In the records below, substitute "skill-tier" for every instance of "skill-level" and reproduce all the lines with nothing else changed. Omit the pictures from your output.

[Image element box records]
● ● ● ● ● ● ●
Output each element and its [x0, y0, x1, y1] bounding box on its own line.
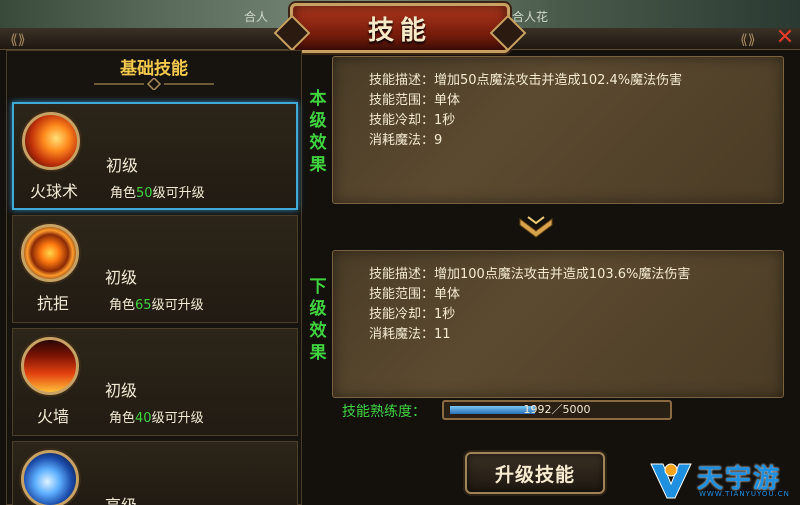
skill-requirement: 角色40级可升级: [109, 411, 204, 426]
frame-ornament-icon: ⟪⟫: [740, 32, 756, 48]
effect-cooldown: 技能冷却：1秒: [369, 113, 456, 128]
window-title: 技能: [367, 15, 432, 46]
effect-range: 技能范围：单体: [369, 287, 461, 302]
skill-name: 火墙: [36, 407, 69, 426]
current-effect-label: 本级效果: [309, 89, 327, 175]
proficiency-label: 技能熟练度：: [342, 404, 426, 420]
effect-description: 技能描述：增加50点魔法攻击并造成102.4%魔法伤害: [369, 73, 683, 88]
skill-level: 初级: [105, 268, 138, 287]
chevron-down-icon: [519, 216, 553, 238]
skill-item-repel[interactable]: 抗拒 初级 角色65级可升级: [12, 215, 298, 323]
firewall-icon: [21, 337, 79, 395]
skill-category-title: 基础技能: [120, 59, 188, 79]
world-label: 合人: [244, 10, 269, 24]
site-watermark: 天宇游 WWW.TIANYUYOU.CN: [645, 458, 800, 502]
skill-level: 初级: [106, 156, 139, 175]
skill-item-lightning[interactable]: 高级: [12, 441, 298, 505]
lightning-icon: [21, 450, 79, 505]
next-effect-label: 下级效果: [309, 277, 327, 363]
effect-description: 技能描述：增加100点魔法攻击并造成103.6%魔法伤害: [369, 267, 691, 282]
effect-range: 技能范围：单体: [369, 93, 461, 108]
skill-list-header: 基础技能: [6, 50, 302, 96]
skill-item-firewall[interactable]: 火墙 初级 角色40级可升级: [12, 328, 298, 436]
proficiency-bar: 1992／5000: [442, 400, 672, 420]
next-effect-box: 技能描述：增加100点魔法攻击并造成103.6%魔法伤害 技能范围：单体 技能冷…: [332, 250, 784, 398]
skill-level: 高级: [105, 492, 137, 505]
fireball-icon: [22, 112, 80, 170]
effect-mana-cost: 消耗魔法：9: [369, 133, 443, 148]
close-icon: ✕: [775, 25, 795, 50]
current-effect-box: 技能描述：增加50点魔法攻击并造成102.4%魔法伤害 技能范围：单体 技能冷却…: [332, 56, 784, 204]
skill-item-fireball[interactable]: 火球术 初级 角色50级可升级: [12, 102, 298, 210]
next-effect-lines: 技能描述：增加100点魔法攻击并造成103.6%魔法伤害 技能范围：单体 技能冷…: [369, 265, 690, 345]
skill-name: 抗拒: [36, 294, 69, 313]
effect-cooldown: 技能冷却：1秒: [369, 307, 456, 322]
skill-requirement: 角色50级可升级: [110, 186, 205, 201]
proficiency-value: 1992／5000: [523, 403, 591, 416]
world-label: 合人花: [512, 10, 549, 24]
title-plaque: 技能: [290, 3, 510, 53]
watermark-url: WWW.TIANYUYOU.CN: [699, 490, 790, 498]
current-effect-lines: 技能描述：增加50点魔法攻击并造成102.4%魔法伤害 技能范围：单体 技能冷却…: [369, 71, 682, 151]
close-button[interactable]: ✕: [774, 25, 796, 50]
watermark-logo-icon: [650, 463, 692, 499]
repel-icon: [21, 224, 79, 282]
header-ornament-icon: [94, 78, 214, 90]
upgrade-skill-button[interactable]: 升级技能: [465, 452, 605, 494]
skill-level: 初级: [105, 381, 138, 400]
effect-mana-cost: 消耗魔法：11: [369, 327, 451, 342]
frame-ornament-icon: ⟪⟫: [10, 32, 26, 48]
skill-requirement: 角色65级可升级: [109, 298, 204, 313]
skill-name: 火球术: [29, 182, 78, 201]
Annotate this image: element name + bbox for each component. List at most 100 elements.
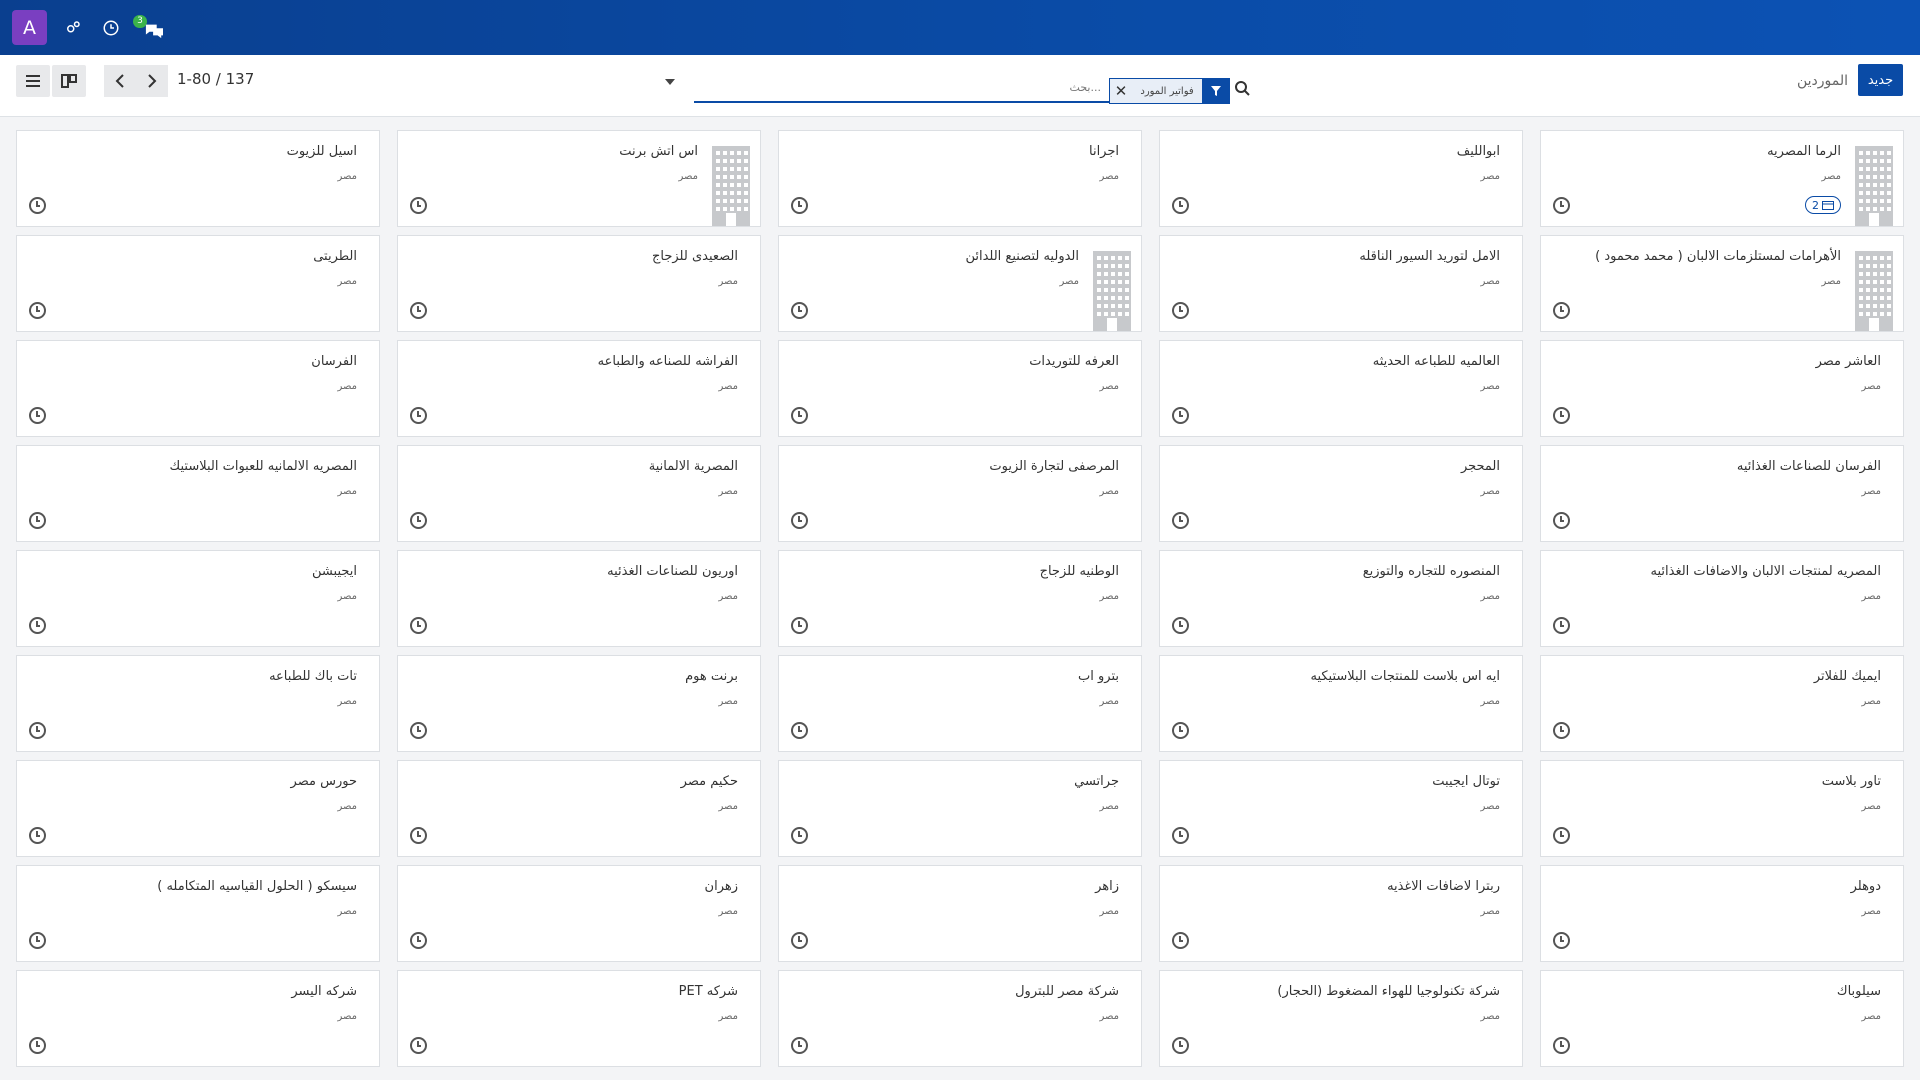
● ● ● ● ● ● ●
### Finished task
Output each element and its [x0, y0, x1, y1] bounding box on its own line.
skill-requirement: 角色40级可升级: [109, 411, 204, 426]
frame-ornament-icon: ⟪⟫: [740, 32, 756, 48]
effect-cooldown: 技能冷却：1秒: [369, 113, 456, 128]
window-title: 技能: [367, 15, 432, 46]
effect-range: 技能范围：单体: [369, 287, 461, 302]
skill-name: 火墙: [36, 407, 69, 426]
current-effect-label: 本级效果: [309, 89, 327, 175]
proficiency-label: 技能熟练度：: [342, 404, 426, 420]
effect-description: 技能描述：增加50点魔法攻击并造成102.4%魔法伤害: [369, 73, 683, 88]
skill-tier: 初级: [105, 268, 138, 287]
chevron-down-icon: [519, 216, 553, 238]
skill-item-repel[interactable]: 抗拒 初级 角色65级可升级: [12, 215, 298, 323]
firewall-icon: [21, 337, 79, 395]
skill-category-title: 基础技能: [120, 59, 188, 79]
world-label: 合人: [244, 10, 269, 24]
site-watermark: 天宇游 WWW.TIANYUYOU.CN: [645, 458, 800, 502]
skill-tier: 初级: [106, 156, 139, 175]
skill-item-lightning[interactable]: 高级: [12, 441, 298, 505]
lightning-icon: [21, 450, 79, 505]
next-effect-label: 下级效果: [309, 277, 327, 363]
effect-description: 技能描述：增加100点魔法攻击并造成103.6%魔法伤害: [369, 267, 691, 282]
effect-range: 技能范围：单体: [369, 93, 461, 108]
skill-list-header: 基础技能: [6, 50, 302, 96]
skill-item-firewall[interactable]: 火墙 初级 角色40级可升级: [12, 328, 298, 436]
proficiency-bar: 1992／5000: [442, 400, 672, 420]
next-effect-box: 技能描述：增加100点魔法攻击并造成103.6%魔法伤害 技能范围：单体 技能冷…: [332, 250, 784, 398]
skill-tier: 高级: [105, 492, 137, 505]
fireball-icon: [22, 112, 80, 170]
effect-mana-cost: 消耗魔法：9: [369, 133, 443, 148]
close-icon: ✕: [775, 25, 795, 50]
current-effect-box: 技能描述：增加50点魔法攻击并造成102.4%魔法伤害 技能范围：单体 技能冷却…: [332, 56, 784, 204]
skill-item-fireball[interactable]: 火球术 初级 角色50级可升级: [12, 102, 298, 210]
next-effect-lines: 技能描述：增加100点魔法攻击并造成103.6%魔法伤害 技能范围：单体 技能冷…: [369, 265, 690, 345]
skill-name: 抗拒: [36, 294, 69, 313]
effect-cooldown: 技能冷却：1秒: [369, 307, 456, 322]
skill-requirement: 角色50级可升级: [110, 186, 205, 201]
proficiency-value: 1992／5000: [523, 403, 591, 416]
world-label: 合人花: [512, 10, 549, 24]
title-plaque: 技能: [290, 3, 510, 53]
watermark-url: WWW.TIANYUYOU.CN: [699, 490, 790, 498]
current-effect-lines: 技能描述：增加50点魔法攻击并造成102.4%魔法伤害 技能范围：单体 技能冷却…: [369, 71, 682, 151]
close-button[interactable]: ✕: [774, 25, 796, 50]
watermark-logo-icon: [650, 463, 692, 499]
repel-icon: [21, 224, 79, 282]
header-ornament-icon: [94, 78, 214, 90]
upgrade-skill-button[interactable]: 升级技能: [465, 452, 605, 494]
skill-tier: 初级: [105, 381, 138, 400]
effect-mana-cost: 消耗魔法：11: [369, 327, 451, 342]
frame-ornament-icon: ⟪⟫: [10, 32, 26, 48]
skill-requirement: 角色65级可升级: [109, 298, 204, 313]
skill-name: 火球术: [29, 182, 78, 201]
Annotate this image: element name + bbox for each component. List at most 100 elements.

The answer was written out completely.